● **Task to complete**
Scan the records for the word "text". Return each line where it is found.

◆ ◆ ◆ ◆ ◆

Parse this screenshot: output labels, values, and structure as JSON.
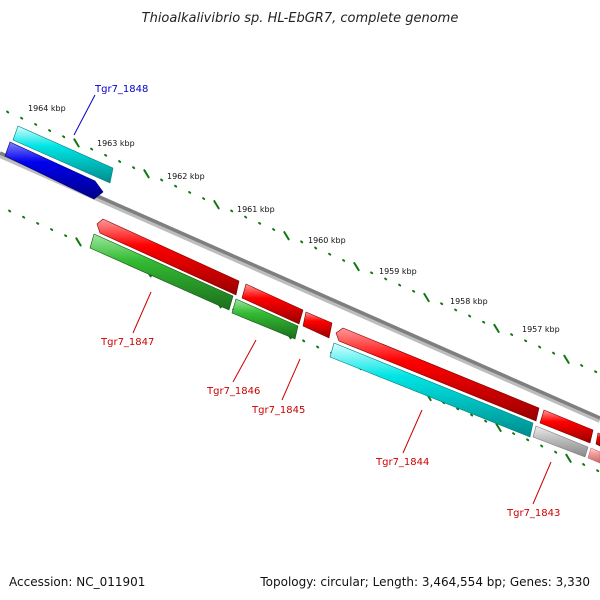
{
  "title": "Thioalkalivibrio sp. HL-EbGR7, complete genome",
  "footer": {
    "accession": "Accession: NC_011901",
    "summary": "Topology: circular; Length: 3,464,554 bp; Genes: 3,330"
  },
  "colors": {
    "cds_forward": "#ee0000",
    "cds_reverse": "#22aa22",
    "cds_other": "#00dddd",
    "rna": "#0000ee",
    "pseudo": "#bbbbbb",
    "backbone": "#7f7f7f",
    "ticks": "#117711",
    "label_highlight": "#0000cc",
    "label_default": "#cc0000"
  },
  "kbp_ticks": [
    "1964 kbp",
    "1963 kbp",
    "1962 kbp",
    "1961 kbp",
    "1960 kbp",
    "1959 kbp",
    "1958 kbp",
    "1957 kbp"
  ],
  "gene_labels": [
    {
      "id": "gene-label-tgr7-1848",
      "text": "Tgr7_1848",
      "color": "#0000cc"
    },
    {
      "id": "gene-label-tgr7-1847",
      "text": "Tgr7_1847",
      "color": "#cc0000"
    },
    {
      "id": "gene-label-tgr7-1846",
      "text": "Tgr7_1846",
      "color": "#cc0000"
    },
    {
      "id": "gene-label-tgr7-1845",
      "text": "Tgr7_1845",
      "color": "#cc0000"
    },
    {
      "id": "gene-label-tgr7-1844",
      "text": "Tgr7_1844",
      "color": "#cc0000"
    },
    {
      "id": "gene-label-tgr7-1843",
      "text": "Tgr7_1843",
      "color": "#cc0000"
    }
  ]
}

◆ ◆ ◆ ◆ ◆

● **Output of the exercise**
      "text": "Tgr7_1848",
      "text": "Tgr7_1847",
      "text": "Tgr7_1846",
      "text": "Tgr7_1845",
      "text": "Tgr7_1844",
      "text": "Tgr7_1843",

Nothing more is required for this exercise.